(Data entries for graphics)
>>>>>

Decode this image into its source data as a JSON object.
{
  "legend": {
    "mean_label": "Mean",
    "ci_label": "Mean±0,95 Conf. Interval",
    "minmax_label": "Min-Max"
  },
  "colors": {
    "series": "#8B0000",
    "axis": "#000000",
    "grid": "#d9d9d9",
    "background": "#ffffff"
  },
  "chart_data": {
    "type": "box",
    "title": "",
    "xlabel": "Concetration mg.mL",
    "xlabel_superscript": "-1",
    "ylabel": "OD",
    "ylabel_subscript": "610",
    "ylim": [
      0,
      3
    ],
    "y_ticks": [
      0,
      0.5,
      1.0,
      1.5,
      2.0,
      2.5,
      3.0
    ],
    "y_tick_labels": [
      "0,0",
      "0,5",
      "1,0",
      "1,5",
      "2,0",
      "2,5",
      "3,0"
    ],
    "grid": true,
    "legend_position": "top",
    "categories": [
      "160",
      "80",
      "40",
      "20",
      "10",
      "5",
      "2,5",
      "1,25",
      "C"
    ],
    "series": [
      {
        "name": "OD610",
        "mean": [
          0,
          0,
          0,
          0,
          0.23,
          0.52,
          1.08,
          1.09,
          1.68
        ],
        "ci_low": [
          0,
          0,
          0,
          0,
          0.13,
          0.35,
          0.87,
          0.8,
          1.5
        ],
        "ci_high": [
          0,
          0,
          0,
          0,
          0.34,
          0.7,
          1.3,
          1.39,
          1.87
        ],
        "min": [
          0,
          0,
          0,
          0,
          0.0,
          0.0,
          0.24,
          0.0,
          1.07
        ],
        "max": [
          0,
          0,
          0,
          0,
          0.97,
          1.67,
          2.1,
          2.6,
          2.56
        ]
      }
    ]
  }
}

<<<<<

→ TASK GOAL: Take the records above and return them exactly as written.

→ WORKED ANSWER:
Decode this image into its source data as a JSON object.
{
  "legend": {
    "mean_label": "Mean",
    "ci_label": "Mean±0,95 Conf. Interval",
    "minmax_label": "Min-Max"
  },
  "colors": {
    "series": "#8B0000",
    "axis": "#000000",
    "grid": "#d9d9d9",
    "background": "#ffffff"
  },
  "chart_data": {
    "type": "box",
    "title": "",
    "xlabel": "Concetration mg.mL",
    "xlabel_superscript": "-1",
    "ylabel": "OD",
    "ylabel_subscript": "610",
    "ylim": [
      0,
      3
    ],
    "y_ticks": [
      0,
      0.5,
      1.0,
      1.5,
      2.0,
      2.5,
      3.0
    ],
    "y_tick_labels": [
      "0,0",
      "0,5",
      "1,0",
      "1,5",
      "2,0",
      "2,5",
      "3,0"
    ],
    "grid": true,
    "legend_position": "top",
    "categories": [
      "160",
      "80",
      "40",
      "20",
      "10",
      "5",
      "2,5",
      "1,25",
      "C"
    ],
    "series": [
      {
        "name": "OD610",
        "mean": [
          0,
          0,
          0,
          0,
          0.23,
          0.52,
          1.08,
          1.09,
          1.68
        ],
        "ci_low": [
          0,
          0,
          0,
          0,
          0.13,
          0.35,
          0.87,
          0.8,
          1.5
        ],
        "ci_high": [
          0,
          0,
          0,
          0,
          0.34,
          0.7,
          1.3,
          1.39,
          1.87
        ],
        "min": [
          0,
          0,
          0,
          0,
          0.0,
          0.0,
          0.24,
          0.0,
          1.07
        ],
        "max": [
          0,
          0,
          0,
          0,
          0.97,
          1.67,
          2.1,
          2.6,
          2.56
        ]
      }
    ]
  }
}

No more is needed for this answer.